» DOCUMENT SECTION:
_ _ _ _ _
# Urdu: what time is it?



## Anatoli

سلام

Please write in the standard Urdu script and add the romanisation (if you can).

*Hindi*: समय क्या है? (samay kyā hai?), कितने बजे हैं? (kitnē bajē h͠ai?)
Are there exact matches in Urdu?


Is سمہے (samay) used at all or you have to use وقت (waqt)?


----------



## lcfatima

I don't think samay is used at all in Urdu but it would be understood from Hindi film/TV. Many people also say "time" in English.

Typical ways I hear for "What time is it?"

Kya vaqt hua?
Kitne baje hai.n?


----------



## Anatoli

lcfatima said:


> I don't think samay is used at all in Urdu but it would be understood from Hindi film/TV. Many people also say "time" in English.
> 
> Typical ways I hear for "What time is it?"
> 
> Kya vaqt hua?
> Kitne baje hai.n?



Thank you!
My attempt to write this in Urdu:

کیا وقت ہوا؟
کتنے بجے ہیں؟


----------



## Idris

Time kiya ho raha hai?
Kitne baj rahe hen?


----------



## panjabigator

Curious, how is the word ساعات used in Urdu?  How would one say "the hour of reckoning," for example?


----------



## Anatoli

Thanks, guys but I was hoping to get the answers both in Urdu and romanisation.

You can use this tool to type in Urdu using Roman letters (also Hindi and a few other languages)
http://www.google.com/transliterate/indic
(Use Ω button to choose a character, which you can't enter)

I see the English "time" (ٹائم, Hindi: टाइम) is used as well. 

Can one say: ٹائم کیا ہے؟ (taim kya hai)?



> Time kiya ho raha hai?
> Kitne baj rahe hen?


Please check:
ٹائم کیا ہو رہا ہے؟
کتنے  بج  رہے  ہیں؟


----------



## panjabigator

Anatoli said:


> Thanks, guys but I was hoping to get the answers both in Urdu and romanisation.
> 
> I see the English "time" (ٹائم, Hindi: टाइम) is used as well.
> 
> Can one say: ٹائم کیا ہے؟



Yes, I do (and hear) this all the time.

Your transliteration of Icfatima's response is correct.
_ _ _ _ _
» DATA BLOCK:

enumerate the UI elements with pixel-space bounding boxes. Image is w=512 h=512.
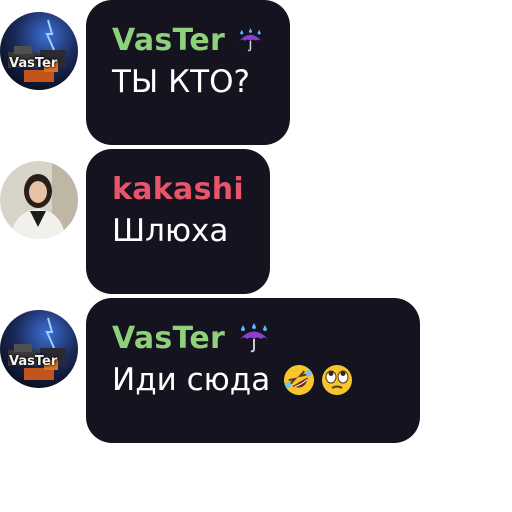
_ _ _ _ _
» WHAT THIS EXERCISE ASKS:
1/ From the thread, extract the passage that opens with the words containing "Please write in" and closes with "(kitnē bajē h͠ai?)".
2/ Answer these questions about the thread:
(a) Besides the Urdu phrases, what English word does lcfatima say many people also use?
(b) In the tool Anatoli links, which button picks a character you can't enter?
(c) What does panjabigator say about Anatoli's transliteration?
The lines have nothing to do with the thread.

» ANSWERS TO THE EXERCISE:
1/
Please write in the standard Urdu script and add the romanisation (if you can).

*Hindi*: समय क्या है? (samay kyā hai?), कितने बजे हैं? (kitnē bajē h͠ai?)

2/
(a) "Time."
(b) The Ω button.
(c) It is correct.